Gather from the material every line that contains the string "Horsepower".

> SUPPLIED MATERIAL
******
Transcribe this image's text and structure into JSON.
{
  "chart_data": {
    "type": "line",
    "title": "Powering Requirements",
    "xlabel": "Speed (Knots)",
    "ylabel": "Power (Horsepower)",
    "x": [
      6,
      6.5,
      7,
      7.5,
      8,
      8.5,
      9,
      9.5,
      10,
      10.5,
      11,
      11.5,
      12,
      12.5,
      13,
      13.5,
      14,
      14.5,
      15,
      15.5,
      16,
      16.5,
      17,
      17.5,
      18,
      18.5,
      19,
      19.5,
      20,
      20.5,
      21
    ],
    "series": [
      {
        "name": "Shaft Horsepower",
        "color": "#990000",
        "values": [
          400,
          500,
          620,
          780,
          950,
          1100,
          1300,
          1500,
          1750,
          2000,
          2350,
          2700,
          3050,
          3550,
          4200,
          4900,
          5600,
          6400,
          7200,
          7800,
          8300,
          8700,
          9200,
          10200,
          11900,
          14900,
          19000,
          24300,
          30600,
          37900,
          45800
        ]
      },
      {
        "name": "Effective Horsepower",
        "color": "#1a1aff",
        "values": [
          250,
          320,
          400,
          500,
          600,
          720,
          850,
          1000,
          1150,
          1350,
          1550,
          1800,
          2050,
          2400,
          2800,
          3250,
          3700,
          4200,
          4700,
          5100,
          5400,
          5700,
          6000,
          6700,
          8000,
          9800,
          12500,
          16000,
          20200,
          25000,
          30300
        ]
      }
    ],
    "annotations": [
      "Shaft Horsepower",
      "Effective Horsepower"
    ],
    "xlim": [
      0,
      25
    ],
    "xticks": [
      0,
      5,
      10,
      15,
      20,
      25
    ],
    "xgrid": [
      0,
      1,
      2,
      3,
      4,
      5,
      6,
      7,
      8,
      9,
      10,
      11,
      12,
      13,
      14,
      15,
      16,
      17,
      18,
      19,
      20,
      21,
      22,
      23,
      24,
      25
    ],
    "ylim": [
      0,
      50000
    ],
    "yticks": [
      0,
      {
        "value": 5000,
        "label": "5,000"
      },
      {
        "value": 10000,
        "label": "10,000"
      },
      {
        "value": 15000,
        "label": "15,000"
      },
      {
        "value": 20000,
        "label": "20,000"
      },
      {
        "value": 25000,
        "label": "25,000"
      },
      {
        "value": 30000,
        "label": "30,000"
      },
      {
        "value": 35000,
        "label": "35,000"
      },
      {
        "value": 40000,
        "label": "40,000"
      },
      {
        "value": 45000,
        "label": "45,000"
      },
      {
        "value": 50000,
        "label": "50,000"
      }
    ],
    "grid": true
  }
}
******
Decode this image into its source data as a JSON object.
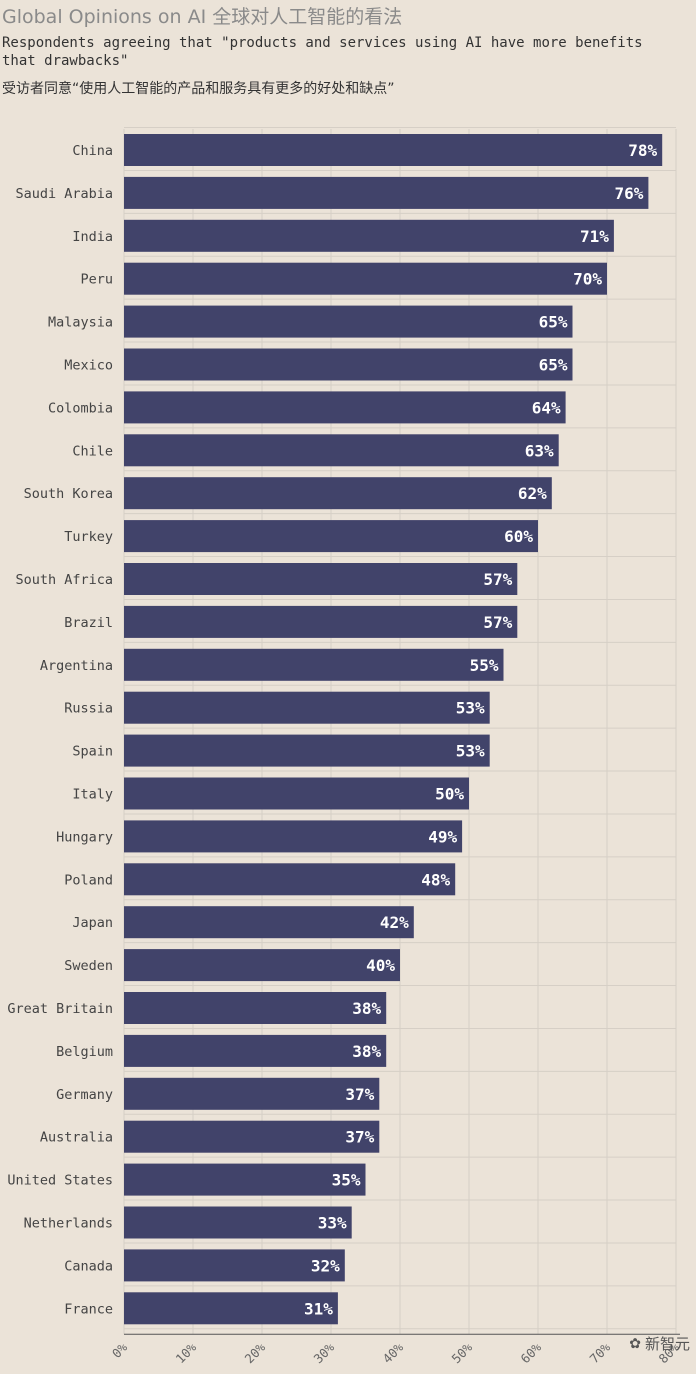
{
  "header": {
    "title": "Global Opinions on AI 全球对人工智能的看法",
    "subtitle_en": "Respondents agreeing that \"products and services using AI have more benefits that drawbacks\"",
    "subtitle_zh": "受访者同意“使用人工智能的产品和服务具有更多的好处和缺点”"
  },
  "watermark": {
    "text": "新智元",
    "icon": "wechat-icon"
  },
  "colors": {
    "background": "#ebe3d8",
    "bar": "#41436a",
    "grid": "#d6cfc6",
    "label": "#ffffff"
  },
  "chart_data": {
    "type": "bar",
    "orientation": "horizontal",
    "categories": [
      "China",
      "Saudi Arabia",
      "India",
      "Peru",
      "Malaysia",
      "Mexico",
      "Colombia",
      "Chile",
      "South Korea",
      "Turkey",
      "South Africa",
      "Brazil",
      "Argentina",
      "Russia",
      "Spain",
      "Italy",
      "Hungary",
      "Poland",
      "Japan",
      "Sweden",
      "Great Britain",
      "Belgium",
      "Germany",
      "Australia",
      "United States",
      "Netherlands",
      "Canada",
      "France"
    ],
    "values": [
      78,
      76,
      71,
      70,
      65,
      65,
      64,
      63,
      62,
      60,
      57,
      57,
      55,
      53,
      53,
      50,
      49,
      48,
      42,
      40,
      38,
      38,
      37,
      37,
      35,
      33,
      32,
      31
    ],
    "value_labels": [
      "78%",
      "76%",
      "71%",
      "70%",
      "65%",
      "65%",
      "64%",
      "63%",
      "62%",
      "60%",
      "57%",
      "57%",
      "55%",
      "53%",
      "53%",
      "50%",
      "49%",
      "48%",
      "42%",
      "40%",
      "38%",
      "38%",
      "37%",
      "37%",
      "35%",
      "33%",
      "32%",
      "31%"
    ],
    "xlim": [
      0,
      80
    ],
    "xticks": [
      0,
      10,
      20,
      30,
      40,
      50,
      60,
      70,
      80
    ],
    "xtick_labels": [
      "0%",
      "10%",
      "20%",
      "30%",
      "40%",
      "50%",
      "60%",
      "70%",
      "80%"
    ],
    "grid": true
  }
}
******
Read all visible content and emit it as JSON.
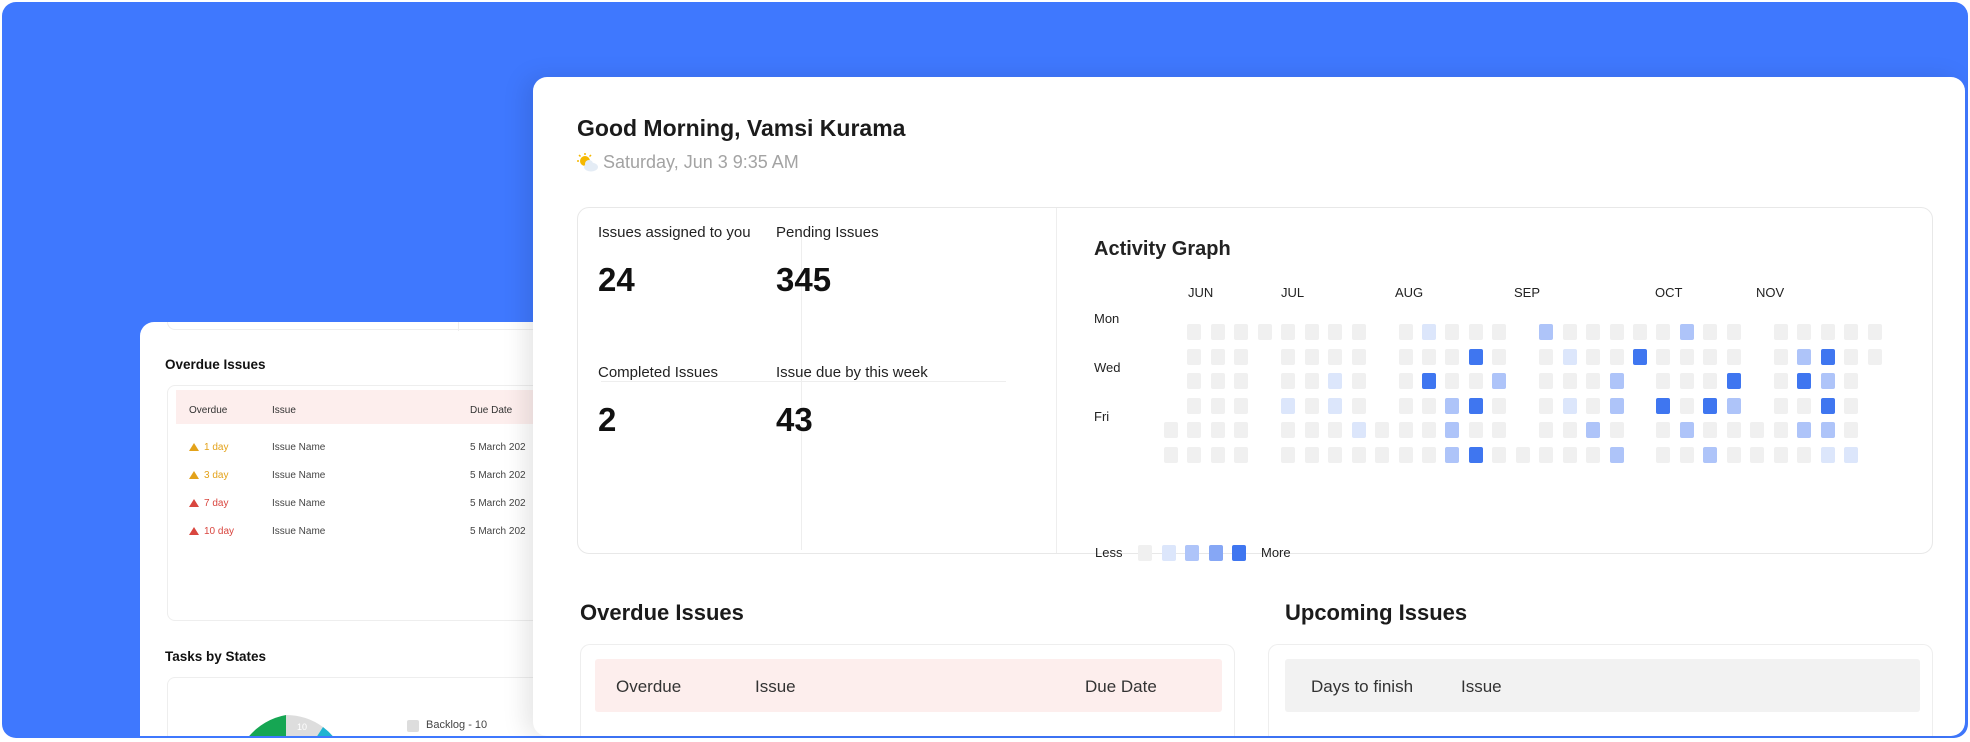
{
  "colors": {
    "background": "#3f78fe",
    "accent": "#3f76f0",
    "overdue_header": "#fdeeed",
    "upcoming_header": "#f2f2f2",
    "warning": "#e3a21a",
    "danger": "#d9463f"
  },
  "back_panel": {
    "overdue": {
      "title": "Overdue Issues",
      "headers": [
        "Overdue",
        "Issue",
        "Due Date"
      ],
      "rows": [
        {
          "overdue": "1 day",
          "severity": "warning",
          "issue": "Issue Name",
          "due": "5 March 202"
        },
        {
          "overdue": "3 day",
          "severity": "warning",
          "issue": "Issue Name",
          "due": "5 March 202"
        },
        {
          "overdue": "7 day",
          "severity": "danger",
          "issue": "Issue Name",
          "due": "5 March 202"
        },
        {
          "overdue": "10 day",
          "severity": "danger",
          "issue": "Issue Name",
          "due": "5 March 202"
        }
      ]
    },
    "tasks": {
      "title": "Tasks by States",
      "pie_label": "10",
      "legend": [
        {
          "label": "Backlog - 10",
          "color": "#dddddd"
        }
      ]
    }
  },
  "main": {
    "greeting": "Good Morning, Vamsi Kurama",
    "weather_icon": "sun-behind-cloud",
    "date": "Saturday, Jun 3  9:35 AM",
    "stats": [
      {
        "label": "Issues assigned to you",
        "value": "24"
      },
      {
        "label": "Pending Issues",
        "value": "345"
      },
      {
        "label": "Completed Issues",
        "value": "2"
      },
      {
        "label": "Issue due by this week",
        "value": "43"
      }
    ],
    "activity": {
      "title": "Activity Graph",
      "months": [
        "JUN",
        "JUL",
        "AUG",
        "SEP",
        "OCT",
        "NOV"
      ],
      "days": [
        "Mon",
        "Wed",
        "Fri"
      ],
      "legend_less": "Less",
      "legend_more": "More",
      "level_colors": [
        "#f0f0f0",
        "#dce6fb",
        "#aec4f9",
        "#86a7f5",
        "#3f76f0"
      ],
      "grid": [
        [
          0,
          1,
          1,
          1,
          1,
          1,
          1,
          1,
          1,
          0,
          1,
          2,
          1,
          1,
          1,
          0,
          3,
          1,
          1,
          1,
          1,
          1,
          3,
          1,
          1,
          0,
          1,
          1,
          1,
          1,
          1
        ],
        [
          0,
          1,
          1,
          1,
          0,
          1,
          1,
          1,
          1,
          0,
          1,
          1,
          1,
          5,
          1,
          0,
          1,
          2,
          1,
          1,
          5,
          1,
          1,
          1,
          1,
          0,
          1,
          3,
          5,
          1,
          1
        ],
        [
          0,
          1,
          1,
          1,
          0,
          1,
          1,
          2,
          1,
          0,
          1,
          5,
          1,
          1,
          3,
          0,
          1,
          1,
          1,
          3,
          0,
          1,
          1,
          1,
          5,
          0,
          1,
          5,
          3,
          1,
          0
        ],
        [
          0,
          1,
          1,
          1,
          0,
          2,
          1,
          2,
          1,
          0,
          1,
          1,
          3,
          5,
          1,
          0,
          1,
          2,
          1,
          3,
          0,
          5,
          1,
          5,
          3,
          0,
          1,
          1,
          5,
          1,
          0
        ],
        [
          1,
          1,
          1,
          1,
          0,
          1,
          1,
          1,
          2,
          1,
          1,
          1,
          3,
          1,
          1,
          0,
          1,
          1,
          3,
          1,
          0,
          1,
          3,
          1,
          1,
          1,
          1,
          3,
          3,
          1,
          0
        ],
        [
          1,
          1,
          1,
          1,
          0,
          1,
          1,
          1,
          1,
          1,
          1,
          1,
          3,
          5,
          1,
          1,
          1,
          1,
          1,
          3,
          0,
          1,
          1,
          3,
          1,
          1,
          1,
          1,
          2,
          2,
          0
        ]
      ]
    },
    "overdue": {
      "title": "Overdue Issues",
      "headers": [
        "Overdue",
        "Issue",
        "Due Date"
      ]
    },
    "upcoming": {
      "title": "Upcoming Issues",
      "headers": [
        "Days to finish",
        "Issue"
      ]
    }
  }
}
******
> ANSWER TO THE PROBLEM
    "ylabel": "Power (Horsepower)",
        "name": "Shaft Horsepower",
        "name": "Effective Horsepower",
      "Shaft Horsepower",
      "Effective Horsepower"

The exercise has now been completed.